Task to complete — Return every record exactly as written.
##### Records for this task #####
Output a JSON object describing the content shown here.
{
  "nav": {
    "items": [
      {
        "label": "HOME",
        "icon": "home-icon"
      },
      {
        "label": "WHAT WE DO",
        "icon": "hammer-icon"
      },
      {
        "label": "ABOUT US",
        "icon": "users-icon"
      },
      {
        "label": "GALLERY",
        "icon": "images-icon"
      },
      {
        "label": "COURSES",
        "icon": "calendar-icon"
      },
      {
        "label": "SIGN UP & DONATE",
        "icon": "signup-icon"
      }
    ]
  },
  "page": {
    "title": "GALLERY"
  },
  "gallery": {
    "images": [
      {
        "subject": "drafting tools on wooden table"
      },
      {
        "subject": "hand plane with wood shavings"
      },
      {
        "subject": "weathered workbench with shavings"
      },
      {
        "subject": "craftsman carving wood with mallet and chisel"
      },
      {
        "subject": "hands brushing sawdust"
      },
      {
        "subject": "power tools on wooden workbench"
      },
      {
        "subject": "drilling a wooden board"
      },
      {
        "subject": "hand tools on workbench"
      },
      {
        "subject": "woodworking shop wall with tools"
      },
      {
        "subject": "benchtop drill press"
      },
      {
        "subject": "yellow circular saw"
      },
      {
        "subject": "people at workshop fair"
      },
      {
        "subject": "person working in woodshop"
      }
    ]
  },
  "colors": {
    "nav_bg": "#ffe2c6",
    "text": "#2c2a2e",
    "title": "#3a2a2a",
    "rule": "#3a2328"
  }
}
#####
Exercise output —
Output a JSON object describing the content shown here.
{
  "nav": {
    "items": [
      {
        "label": "HOME",
        "icon": "home-icon"
      },
      {
        "label": "WHAT WE DO",
        "icon": "hammer-icon"
      },
      {
        "label": "ABOUT US",
        "icon": "users-icon"
      },
      {
        "label": "GALLERY",
        "icon": "images-icon"
      },
      {
        "label": "COURSES",
        "icon": "calendar-icon"
      },
      {
        "label": "SIGN UP & DONATE",
        "icon": "signup-icon"
      }
    ]
  },
  "page": {
    "title": "GALLERY"
  },
  "gallery": {
    "images": [
      {
        "subject": "drafting tools on wooden table"
      },
      {
        "subject": "hand plane with wood shavings"
      },
      {
        "subject": "weathered workbench with shavings"
      },
      {
        "subject": "craftsman carving wood with mallet and chisel"
      },
      {
        "subject": "hands brushing sawdust"
      },
      {
        "subject": "power tools on wooden workbench"
      },
      {
        "subject": "drilling a wooden board"
      },
      {
        "subject": "hand tools on workbench"
      },
      {
        "subject": "woodworking shop wall with tools"
      },
      {
        "subject": "benchtop drill press"
      },
      {
        "subject": "yellow circular saw"
      },
      {
        "subject": "people at workshop fair"
      },
      {
        "subject": "person working in woodshop"
      }
    ]
  },
  "colors": {
    "nav_bg": "#ffe2c6",
    "text": "#2c2a2e",
    "title": "#3a2a2a",
    "rule": "#3a2328"
  }
}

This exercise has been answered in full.